# [TASK REQUIREMENTS]
Please output the lines shown below exactly as they appear.

------ EXTRACTED ENTRIES ------

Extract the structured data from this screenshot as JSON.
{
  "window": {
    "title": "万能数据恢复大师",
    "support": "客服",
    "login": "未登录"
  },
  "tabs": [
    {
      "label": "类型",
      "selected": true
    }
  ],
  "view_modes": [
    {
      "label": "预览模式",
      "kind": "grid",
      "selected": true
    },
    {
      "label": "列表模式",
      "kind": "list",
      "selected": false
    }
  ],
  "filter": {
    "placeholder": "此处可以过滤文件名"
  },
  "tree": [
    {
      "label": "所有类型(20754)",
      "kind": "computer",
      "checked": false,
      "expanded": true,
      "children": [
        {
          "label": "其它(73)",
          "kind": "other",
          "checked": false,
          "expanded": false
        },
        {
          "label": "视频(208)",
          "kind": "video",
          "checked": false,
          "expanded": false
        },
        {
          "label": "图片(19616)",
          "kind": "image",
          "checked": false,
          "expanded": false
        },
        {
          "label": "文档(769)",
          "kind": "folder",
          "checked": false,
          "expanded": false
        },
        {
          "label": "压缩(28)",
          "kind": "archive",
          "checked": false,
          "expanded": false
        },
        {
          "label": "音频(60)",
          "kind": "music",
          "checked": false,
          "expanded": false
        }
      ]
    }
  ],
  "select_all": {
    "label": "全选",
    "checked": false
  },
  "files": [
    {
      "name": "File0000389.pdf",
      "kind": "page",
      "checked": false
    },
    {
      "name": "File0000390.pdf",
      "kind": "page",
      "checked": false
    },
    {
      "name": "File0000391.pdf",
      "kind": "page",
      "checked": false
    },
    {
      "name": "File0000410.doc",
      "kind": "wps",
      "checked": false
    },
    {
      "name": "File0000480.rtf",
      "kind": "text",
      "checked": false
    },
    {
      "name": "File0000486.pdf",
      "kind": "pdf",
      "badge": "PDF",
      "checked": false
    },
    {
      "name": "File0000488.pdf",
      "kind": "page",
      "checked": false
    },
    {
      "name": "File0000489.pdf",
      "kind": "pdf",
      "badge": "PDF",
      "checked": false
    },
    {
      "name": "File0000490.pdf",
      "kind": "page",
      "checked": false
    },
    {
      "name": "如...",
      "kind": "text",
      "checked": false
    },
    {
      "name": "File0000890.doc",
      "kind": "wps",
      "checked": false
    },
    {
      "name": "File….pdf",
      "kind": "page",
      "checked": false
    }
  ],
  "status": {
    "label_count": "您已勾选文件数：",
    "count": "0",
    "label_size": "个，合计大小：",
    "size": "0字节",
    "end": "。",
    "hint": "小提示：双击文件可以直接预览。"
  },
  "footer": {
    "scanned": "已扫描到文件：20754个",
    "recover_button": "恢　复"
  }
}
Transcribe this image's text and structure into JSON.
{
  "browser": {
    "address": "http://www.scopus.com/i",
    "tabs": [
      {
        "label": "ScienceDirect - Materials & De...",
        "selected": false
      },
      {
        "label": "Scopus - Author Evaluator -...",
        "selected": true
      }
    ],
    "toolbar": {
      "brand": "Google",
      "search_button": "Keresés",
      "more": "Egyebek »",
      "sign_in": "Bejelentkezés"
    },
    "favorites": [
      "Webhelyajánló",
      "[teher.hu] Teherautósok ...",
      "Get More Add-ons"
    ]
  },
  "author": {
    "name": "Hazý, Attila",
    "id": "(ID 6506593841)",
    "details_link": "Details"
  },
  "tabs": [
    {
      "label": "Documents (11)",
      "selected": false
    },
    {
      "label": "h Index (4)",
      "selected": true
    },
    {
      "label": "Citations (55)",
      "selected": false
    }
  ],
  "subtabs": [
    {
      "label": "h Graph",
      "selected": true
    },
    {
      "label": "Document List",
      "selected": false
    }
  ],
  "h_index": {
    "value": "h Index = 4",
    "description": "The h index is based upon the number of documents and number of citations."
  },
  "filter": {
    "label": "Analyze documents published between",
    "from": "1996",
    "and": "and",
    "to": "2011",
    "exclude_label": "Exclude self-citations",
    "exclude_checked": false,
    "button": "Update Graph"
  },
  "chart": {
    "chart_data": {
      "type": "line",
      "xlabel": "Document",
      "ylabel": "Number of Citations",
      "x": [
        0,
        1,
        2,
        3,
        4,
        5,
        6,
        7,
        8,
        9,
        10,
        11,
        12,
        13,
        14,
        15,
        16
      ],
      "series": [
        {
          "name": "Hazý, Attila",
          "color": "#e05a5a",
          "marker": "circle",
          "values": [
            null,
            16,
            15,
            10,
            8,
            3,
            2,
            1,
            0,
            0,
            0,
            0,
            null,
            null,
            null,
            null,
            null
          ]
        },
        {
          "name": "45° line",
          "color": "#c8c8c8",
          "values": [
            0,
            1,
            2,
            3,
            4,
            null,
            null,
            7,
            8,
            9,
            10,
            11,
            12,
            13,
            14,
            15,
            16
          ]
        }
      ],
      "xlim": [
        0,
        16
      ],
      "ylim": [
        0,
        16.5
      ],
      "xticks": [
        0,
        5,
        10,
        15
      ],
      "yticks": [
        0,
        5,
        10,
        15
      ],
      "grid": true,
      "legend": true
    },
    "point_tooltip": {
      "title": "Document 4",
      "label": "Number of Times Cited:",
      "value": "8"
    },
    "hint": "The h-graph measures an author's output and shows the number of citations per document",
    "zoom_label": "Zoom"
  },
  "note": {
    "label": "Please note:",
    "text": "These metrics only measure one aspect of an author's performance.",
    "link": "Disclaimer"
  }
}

------

# [CORRECT OUTPUT]
Extract the structured data from this screenshot as JSON.
{
  "window": {
    "title": "万能数据恢复大师",
    "support": "客服",
    "login": "未登录"
  },
  "tabs": [
    {
      "label": "类型",
      "selected": true
    }
  ],
  "view_modes": [
    {
      "label": "预览模式",
      "kind": "grid",
      "selected": true
    },
    {
      "label": "列表模式",
      "kind": "list",
      "selected": false
    }
  ],
  "filter": {
    "placeholder": "此处可以过滤文件名"
  },
  "tree": [
    {
      "label": "所有类型(20754)",
      "kind": "computer",
      "checked": false,
      "expanded": true,
      "children": [
        {
          "label": "其它(73)",
          "kind": "other",
          "checked": false,
          "expanded": false
        },
        {
          "label": "视频(208)",
          "kind": "video",
          "checked": false,
          "expanded": false
        },
        {
          "label": "图片(19616)",
          "kind": "image",
          "checked": false,
          "expanded": false
        },
        {
          "label": "文档(769)",
          "kind": "folder",
          "checked": false,
          "expanded": false
        },
        {
          "label": "压缩(28)",
          "kind": "archive",
          "checked": false,
          "expanded": false
        },
        {
          "label": "音频(60)",
          "kind": "music",
          "checked": false,
          "expanded": false
        }
      ]
    }
  ],
  "select_all": {
    "label": "全选",
    "checked": false
  },
  "files": [
    {
      "name": "File0000389.pdf",
      "kind": "page",
      "checked": false
    },
    {
      "name": "File0000390.pdf",
      "kind": "page",
      "checked": false
    },
    {
      "name": "File0000391.pdf",
      "kind": "page",
      "checked": false
    },
    {
      "name": "File0000410.doc",
      "kind": "wps",
      "checked": false
    },
    {
      "name": "File0000480.rtf",
      "kind": "text",
      "checked": false
    },
    {
      "name": "File0000486.pdf",
      "kind": "pdf",
      "badge": "PDF",
      "checked": false
    },
    {
      "name": "File0000488.pdf",
      "kind": "page",
      "checked": false
    },
    {
      "name": "File0000489.pdf",
      "kind": "pdf",
      "badge": "PDF",
      "checked": false
    },
    {
      "name": "File0000490.pdf",
      "kind": "page",
      "checked": false
    },
    {
      "name": "如...",
      "kind": "text",
      "checked": false
    },
    {
      "name": "File0000890.doc",
      "kind": "wps",
      "checked": false
    },
    {
      "name": "File….pdf",
      "kind": "page",
      "checked": false
    }
  ],
  "status": {
    "label_count": "您已勾选文件数：",
    "count": "0",
    "label_size": "个，合计大小：",
    "size": "0字节",
    "end": "。",
    "hint": "小提示：双击文件可以直接预览。"
  },
  "footer": {
    "scanned": "已扫描到文件：20754个",
    "recover_button": "恢　复"
  }
}
Transcribe this image's text and structure into JSON.
{
  "browser": {
    "address": "http://www.scopus.com/i",
    "tabs": [
      {
        "label": "ScienceDirect - Materials & De...",
        "selected": false
      },
      {
        "label": "Scopus - Author Evaluator -...",
        "selected": true
      }
    ],
    "toolbar": {
      "brand": "Google",
      "search_button": "Keresés",
      "more": "Egyebek »",
      "sign_in": "Bejelentkezés"
    },
    "favorites": [
      "Webhelyajánló",
      "[teher.hu] Teherautósok ...",
      "Get More Add-ons"
    ]
  },
  "author": {
    "name": "Hazý, Attila",
    "id": "(ID 6506593841)",
    "details_link": "Details"
  },
  "tabs": [
    {
      "label": "Documents (11)",
      "selected": false
    },
    {
      "label": "h Index (4)",
      "selected": true
    },
    {
      "label": "Citations (55)",
      "selected": false
    }
  ],
  "subtabs": [
    {
      "label": "h Graph",
      "selected": true
    },
    {
      "label": "Document List",
      "selected": false
    }
  ],
  "h_index": {
    "value": "h Index = 4",
    "description": "The h index is based upon the number of documents and number of citations."
  },
  "filter": {
    "label": "Analyze documents published between",
    "from": "1996",
    "and": "and",
    "to": "2011",
    "exclude_label": "Exclude self-citations",
    "exclude_checked": false,
    "button": "Update Graph"
  },
  "chart": {
    "chart_data": {
      "type": "line",
      "xlabel": "Document",
      "ylabel": "Number of Citations",
      "x": [
        0,
        1,
        2,
        3,
        4,
        5,
        6,
        7,
        8,
        9,
        10,
        11,
        12,
        13,
        14,
        15,
        16
      ],
      "series": [
        {
          "name": "Hazý, Attila",
          "color": "#e05a5a",
          "marker": "circle",
          "values": [
            null,
            16,
            15,
            10,
            8,
            3,
            2,
            1,
            0,
            0,
            0,
            0,
            null,
            null,
            null,
            null,
            null
          ]
        },
        {
          "name": "45° line",
          "color": "#c8c8c8",
          "values": [
            0,
            1,
            2,
            3,
            4,
            null,
            null,
            7,
            8,
            9,
            10,
            11,
            12,
            13,
            14,
            15,
            16
          ]
        }
      ],
      "xlim": [
        0,
        16
      ],
      "ylim": [
        0,
        16.5
      ],
      "xticks": [
        0,
        5,
        10,
        15
      ],
      "yticks": [
        0,
        5,
        10,
        15
      ],
      "grid": true,
      "legend": true
    },
    "point_tooltip": {
      "title": "Document 4",
      "label": "Number of Times Cited:",
      "value": "8"
    },
    "hint": "The h-graph measures an author's output and shows the number of citations per document",
    "zoom_label": "Zoom"
  },
  "note": {
    "label": "Please note:",
    "text": "These metrics only measure one aspect of an author's performance.",
    "link": "Disclaimer"
  }
}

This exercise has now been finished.